_PASSAGE SHOWN_
Can principal variation search be worth no Elo?

mvanthoor · Post by **mvanthoor** » Thu Sep 23, 2021 9:27 am

Mergi wrote: ↑Thu Sep 23, 2021 8:25 am
mvanthoor wrote: ↑Thu Sep 23, 2021 1:48 am Are you sure about that? As far as I've understood, the mate score is always an EXACT score, and if a TT-entry is EXACT, you always return the score. You don't compare the saved score to the incoming score. You do this for alpha and beta however.
Now that you mention it, i'm actually not 100% certain. But there's an easy way to test this. When returning alpha/beta from TT, check whether it is a mating score and display some message. I'll try to do it later today.

Dataset items:
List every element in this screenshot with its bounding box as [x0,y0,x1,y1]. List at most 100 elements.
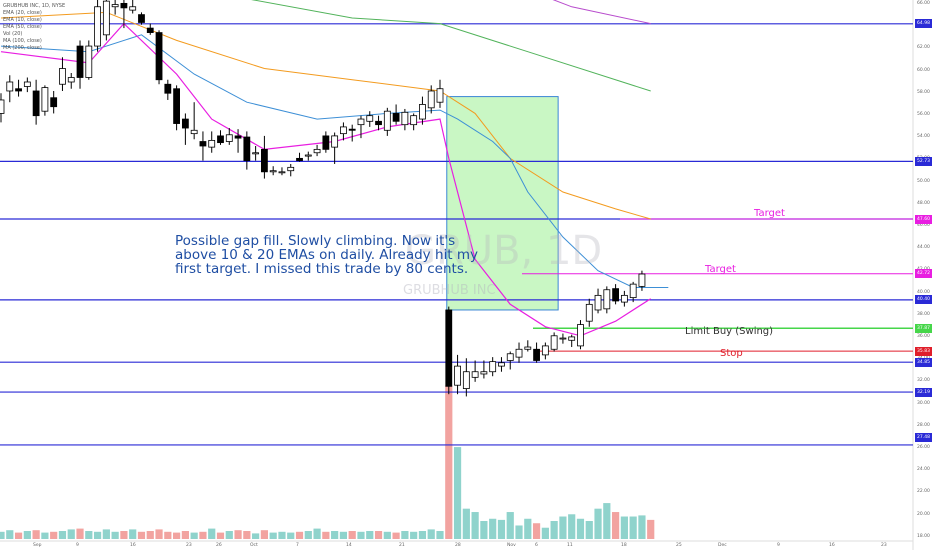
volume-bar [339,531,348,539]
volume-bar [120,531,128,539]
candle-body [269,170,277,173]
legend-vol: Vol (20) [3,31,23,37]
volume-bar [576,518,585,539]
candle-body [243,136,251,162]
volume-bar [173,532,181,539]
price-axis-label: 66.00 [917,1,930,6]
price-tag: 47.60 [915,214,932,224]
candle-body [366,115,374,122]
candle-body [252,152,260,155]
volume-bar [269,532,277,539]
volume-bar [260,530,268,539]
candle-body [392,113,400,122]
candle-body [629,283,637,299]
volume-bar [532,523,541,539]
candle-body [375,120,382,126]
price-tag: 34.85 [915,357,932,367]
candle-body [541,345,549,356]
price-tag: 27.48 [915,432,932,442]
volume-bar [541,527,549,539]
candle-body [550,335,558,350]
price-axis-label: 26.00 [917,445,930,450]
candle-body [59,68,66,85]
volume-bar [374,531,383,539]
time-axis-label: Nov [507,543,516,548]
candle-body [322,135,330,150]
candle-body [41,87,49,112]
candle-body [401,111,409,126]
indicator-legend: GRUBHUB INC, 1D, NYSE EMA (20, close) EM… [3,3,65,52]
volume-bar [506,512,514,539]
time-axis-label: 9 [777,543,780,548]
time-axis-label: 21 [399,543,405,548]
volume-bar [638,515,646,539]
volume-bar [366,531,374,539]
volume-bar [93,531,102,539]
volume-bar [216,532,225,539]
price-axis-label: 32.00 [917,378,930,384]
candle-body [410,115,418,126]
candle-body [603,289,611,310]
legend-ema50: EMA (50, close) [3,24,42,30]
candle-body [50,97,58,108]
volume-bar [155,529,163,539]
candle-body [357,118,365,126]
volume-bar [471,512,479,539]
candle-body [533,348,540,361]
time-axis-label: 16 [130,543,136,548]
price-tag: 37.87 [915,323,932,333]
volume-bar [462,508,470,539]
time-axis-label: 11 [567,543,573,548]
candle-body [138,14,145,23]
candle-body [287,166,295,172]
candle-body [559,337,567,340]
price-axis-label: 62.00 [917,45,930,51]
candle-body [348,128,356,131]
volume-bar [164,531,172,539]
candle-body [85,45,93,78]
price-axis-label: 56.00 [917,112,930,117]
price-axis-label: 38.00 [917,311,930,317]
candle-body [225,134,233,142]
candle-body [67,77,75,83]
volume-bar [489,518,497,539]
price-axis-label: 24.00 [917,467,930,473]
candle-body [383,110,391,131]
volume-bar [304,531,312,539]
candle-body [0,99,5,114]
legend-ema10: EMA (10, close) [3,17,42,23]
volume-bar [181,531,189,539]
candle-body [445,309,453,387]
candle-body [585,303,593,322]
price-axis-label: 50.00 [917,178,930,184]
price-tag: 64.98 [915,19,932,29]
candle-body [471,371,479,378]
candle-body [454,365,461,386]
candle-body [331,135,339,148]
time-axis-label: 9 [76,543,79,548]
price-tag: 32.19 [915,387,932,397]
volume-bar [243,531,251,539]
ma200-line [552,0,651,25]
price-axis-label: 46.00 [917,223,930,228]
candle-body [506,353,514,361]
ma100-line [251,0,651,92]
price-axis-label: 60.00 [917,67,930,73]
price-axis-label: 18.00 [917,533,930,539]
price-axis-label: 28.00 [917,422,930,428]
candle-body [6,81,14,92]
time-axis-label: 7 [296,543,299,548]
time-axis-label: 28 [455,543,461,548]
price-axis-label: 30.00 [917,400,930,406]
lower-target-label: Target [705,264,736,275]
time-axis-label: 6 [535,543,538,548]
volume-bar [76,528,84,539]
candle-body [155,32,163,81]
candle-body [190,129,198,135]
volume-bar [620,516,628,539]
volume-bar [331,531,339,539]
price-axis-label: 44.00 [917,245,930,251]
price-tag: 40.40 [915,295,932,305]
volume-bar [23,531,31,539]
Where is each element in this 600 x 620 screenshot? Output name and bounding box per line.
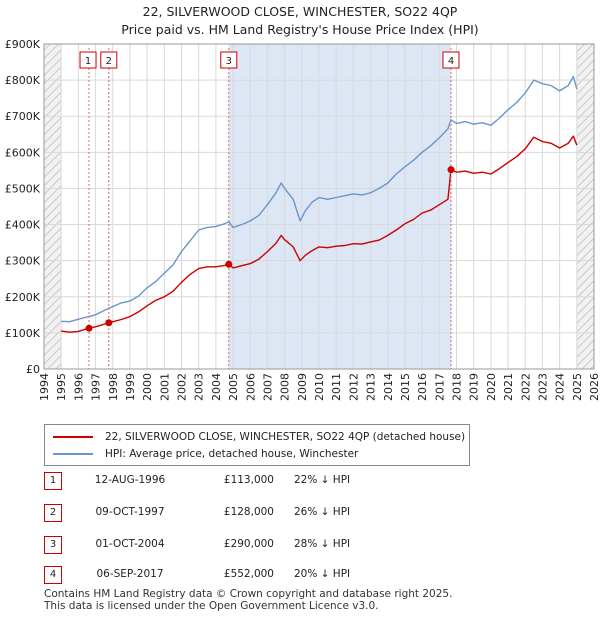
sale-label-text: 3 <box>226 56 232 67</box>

_WHAT YOU WILL DO_
Write out the forum thread on principal variation search from "mvanthoor · Post" to "and beta however.", word for word.

_THE SOLUTION_
mvanthoor · Post by **mvanthoor** » Thu Sep 23, 2021 9:27 am

Mergi wrote: ↑Thu Sep 23, 2021 8:25 am
mvanthoor wrote: ↑Thu Sep 23, 2021 1:48 am Are you sure about that? As far as I've understood, the mate score is always an EXACT score, and if a TT-entry is EXACT, you always return the score. You don't compare the saved score to the incoming score. You do this for alpha and beta however.